** START **
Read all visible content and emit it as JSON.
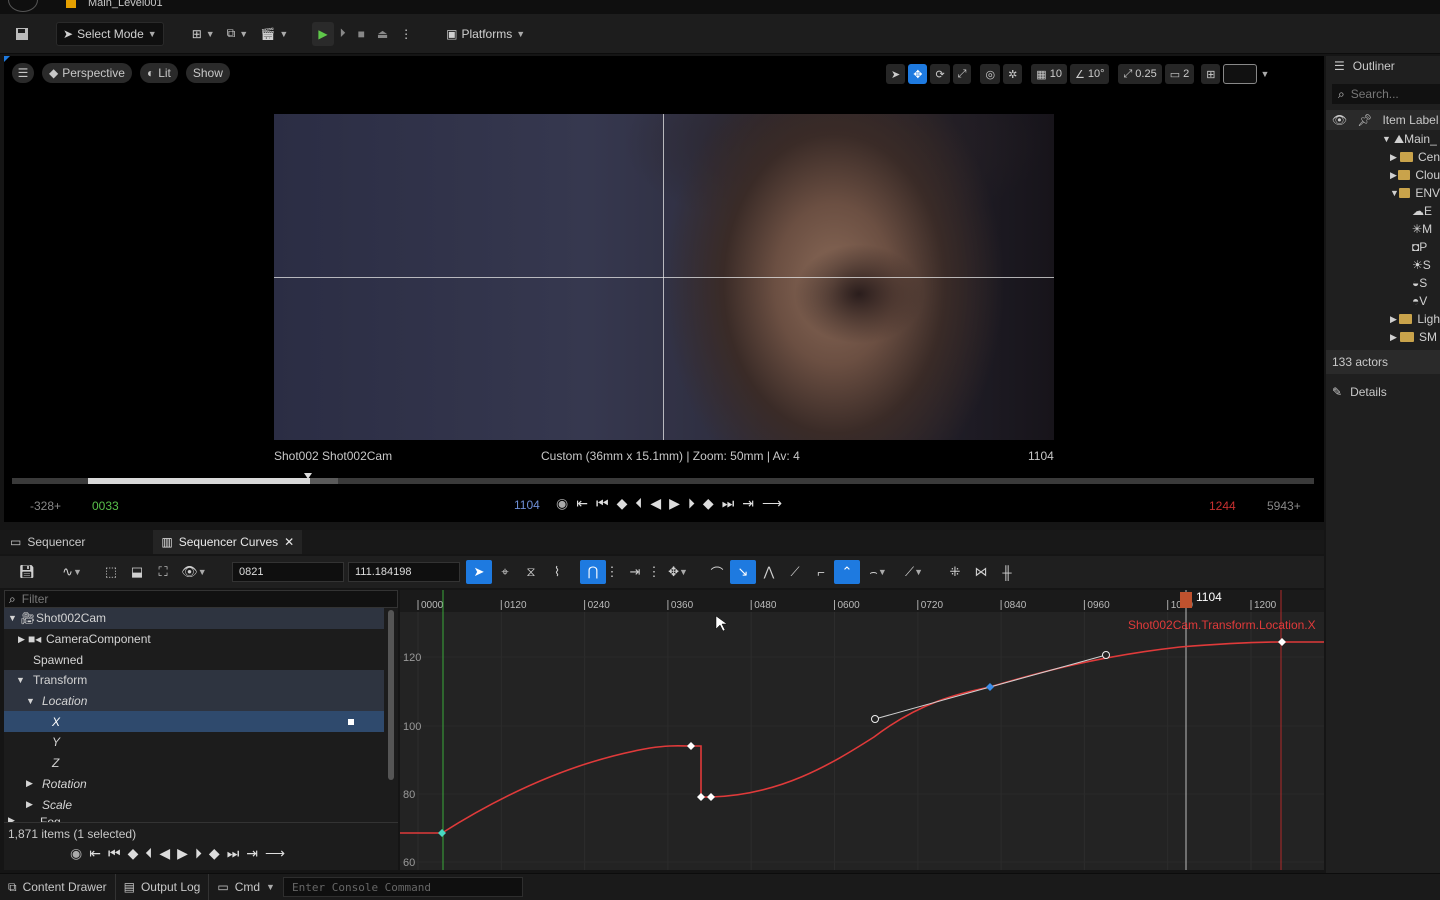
{
  "titlebar": {
    "level_name": "Main_Level001"
  },
  "toolbar": {
    "select_mode": "Select Mode",
    "platforms": "Platforms"
  },
  "viewport": {
    "perspective": "Perspective",
    "lit": "Lit",
    "show": "Show",
    "grid_snap": "10",
    "rot_snap": "10°",
    "scale_snap": "0.25",
    "camera_speed": "2",
    "cam_label": "Shot002  Shot002Cam",
    "cam_info": "Custom (36mm x 15.1mm) | Zoom: 50mm | Av: 4",
    "frame_label": "1104",
    "playback_progress": 0.23
  },
  "transport": {
    "start_out": "-328+",
    "start_in": "0033",
    "current": "1104",
    "end_in": "1244",
    "end_out": "5943+"
  },
  "tabs": {
    "sequencer": "Sequencer",
    "curves": "Sequencer Curves"
  },
  "seqtoolbar": {
    "frame_field": "0821",
    "value_field": "111.184198"
  },
  "tree": {
    "filter_placeholder": "Filter",
    "items": [
      {
        "label": "Shot002Cam"
      },
      {
        "label": "CameraComponent"
      },
      {
        "label": "Spawned"
      },
      {
        "label": "Transform"
      },
      {
        "label": "Location"
      },
      {
        "label": "X"
      },
      {
        "label": "Y"
      },
      {
        "label": "Z"
      },
      {
        "label": "Rotation"
      },
      {
        "label": "Scale"
      },
      {
        "label": "Fog"
      }
    ],
    "count": "1,871 items (1 selected)"
  },
  "curve": {
    "ticks": [
      "0000",
      "0120",
      "0240",
      "0360",
      "0480",
      "0600",
      "0720",
      "0840",
      "0960",
      "1080",
      "1200"
    ],
    "yticks": [
      "120",
      "100",
      "80",
      "60"
    ],
    "playhead": "1104",
    "curve_name": "Shot002Cam.Transform.Location.X",
    "curve_color": "#e03a3a"
  },
  "statusbar": {
    "content_drawer": "Content Drawer",
    "output_log": "Output Log",
    "cmd": "Cmd",
    "console_placeholder": "Enter Console Command"
  },
  "outliner": {
    "title": "Outliner",
    "search_placeholder": "Search...",
    "column": "Item Label",
    "items": [
      "Main_",
      "Cen",
      "Clou",
      "ENV",
      "E",
      "M",
      "P",
      "S",
      "S",
      "V",
      "Ligh",
      "SM"
    ],
    "count": "133 actors",
    "details": "Details"
  }
}
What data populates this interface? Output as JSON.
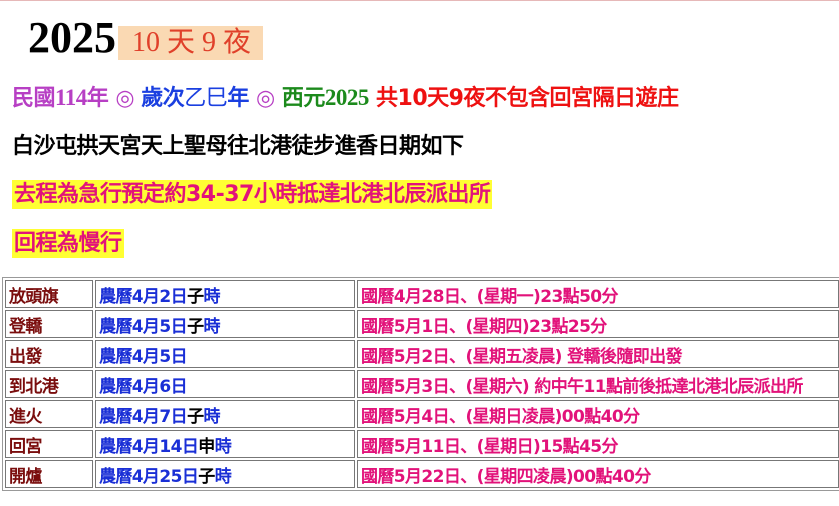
{
  "header": {
    "year": "2025",
    "duration": "10 天 9 夜"
  },
  "intro": {
    "minguo_label": "民國",
    "minguo_year": "114",
    "nian": "年",
    "sep": " ◎ ",
    "suici_label": "歲次",
    "ganzhi": "乙巳",
    "suici_year_char": "年",
    "western_label": "西元",
    "western_year": "2025",
    "summary": " 共10天9夜不包含回宮隔日遊庄"
  },
  "subtitle": "白沙屯拱天宮天上聖母往北港徒步進香日期如下",
  "outbound_note": "去程為急行預定約34-37小時抵達北港北辰派出所",
  "return_note": "回程為慢行",
  "schedule": [
    {
      "event": "放頭旗",
      "lunar": "農曆4月2日",
      "hour": "子",
      "hour_suffix": "時",
      "solar": "國曆4月28日、(星期一)23點50分"
    },
    {
      "event": "登轎",
      "lunar": "農曆4月5日",
      "hour": "子",
      "hour_suffix": "時",
      "solar": "國曆5月1日、(星期四)23點25分"
    },
    {
      "event": "出發",
      "lunar": "農曆4月5日",
      "hour": "",
      "hour_suffix": "",
      "solar": "國曆5月2日、(星期五凌晨) 登轎後隨即出發"
    },
    {
      "event": "到北港",
      "lunar": "農曆4月6日",
      "hour": "",
      "hour_suffix": "",
      "solar": "國曆5月3日、(星期六) 約中午11點前後抵達北港北辰派出所"
    },
    {
      "event": "進火",
      "lunar": "農曆4月7日",
      "hour": "子",
      "hour_suffix": "時",
      "solar": "國曆5月4日、(星期日凌晨)00點40分"
    },
    {
      "event": "回宮",
      "lunar": "農曆4月14日",
      "hour": "申",
      "hour_suffix": "時",
      "solar": "國曆5月11日、(星期日)15點45分"
    },
    {
      "event": "開爐",
      "lunar": "農曆4月25日",
      "hour": "子",
      "hour_suffix": "時",
      "solar": "國曆5月22日、(星期四凌晨)00點40分"
    }
  ]
}
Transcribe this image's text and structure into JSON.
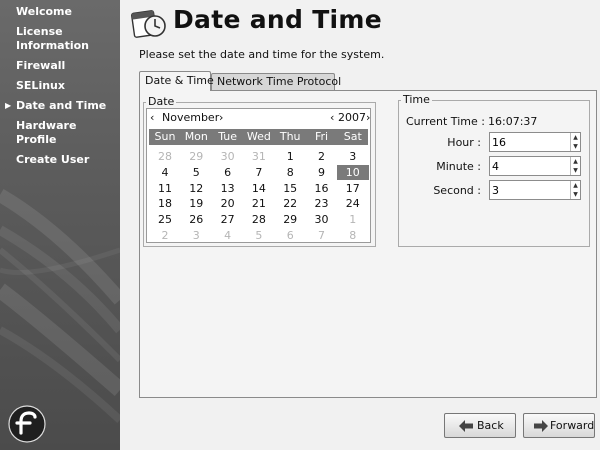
{
  "sidebar": {
    "items": [
      {
        "lines": [
          "Welcome"
        ],
        "active": false
      },
      {
        "lines": [
          "License",
          "Information"
        ],
        "active": false
      },
      {
        "lines": [
          "Firewall"
        ],
        "active": false
      },
      {
        "lines": [
          "SELinux"
        ],
        "active": false
      },
      {
        "lines": [
          "Date and Time"
        ],
        "active": true
      },
      {
        "lines": [
          "Hardware",
          "Profile"
        ],
        "active": false
      },
      {
        "lines": [
          "Create User"
        ],
        "active": false
      }
    ],
    "active_arrow": "▶"
  },
  "header": {
    "title": "Date and Time",
    "instructions": "Please set the date and time for the system."
  },
  "tabs": [
    {
      "label": "Date & Time",
      "active": true
    },
    {
      "label": "Network Time Protocol",
      "active": false
    }
  ],
  "date_section": {
    "label": "Date",
    "month": "November",
    "year": "2007",
    "prev_arrow": "‹",
    "next_arrow": "›",
    "weekdays": [
      "Sun",
      "Mon",
      "Tue",
      "Wed",
      "Thu",
      "Fri",
      "Sat"
    ],
    "weeks": [
      [
        {
          "d": "28",
          "other": true
        },
        {
          "d": "29",
          "other": true
        },
        {
          "d": "30",
          "other": true
        },
        {
          "d": "31",
          "other": true
        },
        {
          "d": "1"
        },
        {
          "d": "2"
        },
        {
          "d": "3"
        }
      ],
      [
        {
          "d": "4"
        },
        {
          "d": "5"
        },
        {
          "d": "6"
        },
        {
          "d": "7"
        },
        {
          "d": "8"
        },
        {
          "d": "9"
        },
        {
          "d": "10",
          "selected": true
        }
      ],
      [
        {
          "d": "11"
        },
        {
          "d": "12"
        },
        {
          "d": "13"
        },
        {
          "d": "14"
        },
        {
          "d": "15"
        },
        {
          "d": "16"
        },
        {
          "d": "17"
        }
      ],
      [
        {
          "d": "18"
        },
        {
          "d": "19"
        },
        {
          "d": "20"
        },
        {
          "d": "21"
        },
        {
          "d": "22"
        },
        {
          "d": "23"
        },
        {
          "d": "24"
        }
      ],
      [
        {
          "d": "25"
        },
        {
          "d": "26"
        },
        {
          "d": "27"
        },
        {
          "d": "28"
        },
        {
          "d": "29"
        },
        {
          "d": "30"
        },
        {
          "d": "1",
          "other": true
        }
      ],
      [
        {
          "d": "2",
          "other": true
        },
        {
          "d": "3",
          "other": true
        },
        {
          "d": "4",
          "other": true
        },
        {
          "d": "5",
          "other": true
        },
        {
          "d": "6",
          "other": true
        },
        {
          "d": "7",
          "other": true
        },
        {
          "d": "8",
          "other": true
        }
      ]
    ]
  },
  "time_section": {
    "label": "Time",
    "current_time_label": "Current Time :",
    "current_time_value": "16:07:37",
    "hour_label": "Hour :",
    "hour_value": "16",
    "minute_label": "Minute :",
    "minute_value": "4",
    "second_label": "Second :",
    "second_value": "3"
  },
  "buttons": {
    "back": "Back",
    "forward": "Forward"
  },
  "colors": {
    "sidebar": "#5a5a5a",
    "selected_day": "#7a7a7a",
    "weekday_header": "#7a7a7a"
  }
}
** END **
- _Task details_
From the data above, copy out every line with the string "Transform" in it.

- _The response_
        "label": "Transform"
    "curve_name": "Shot002Cam.Transform.Location.X",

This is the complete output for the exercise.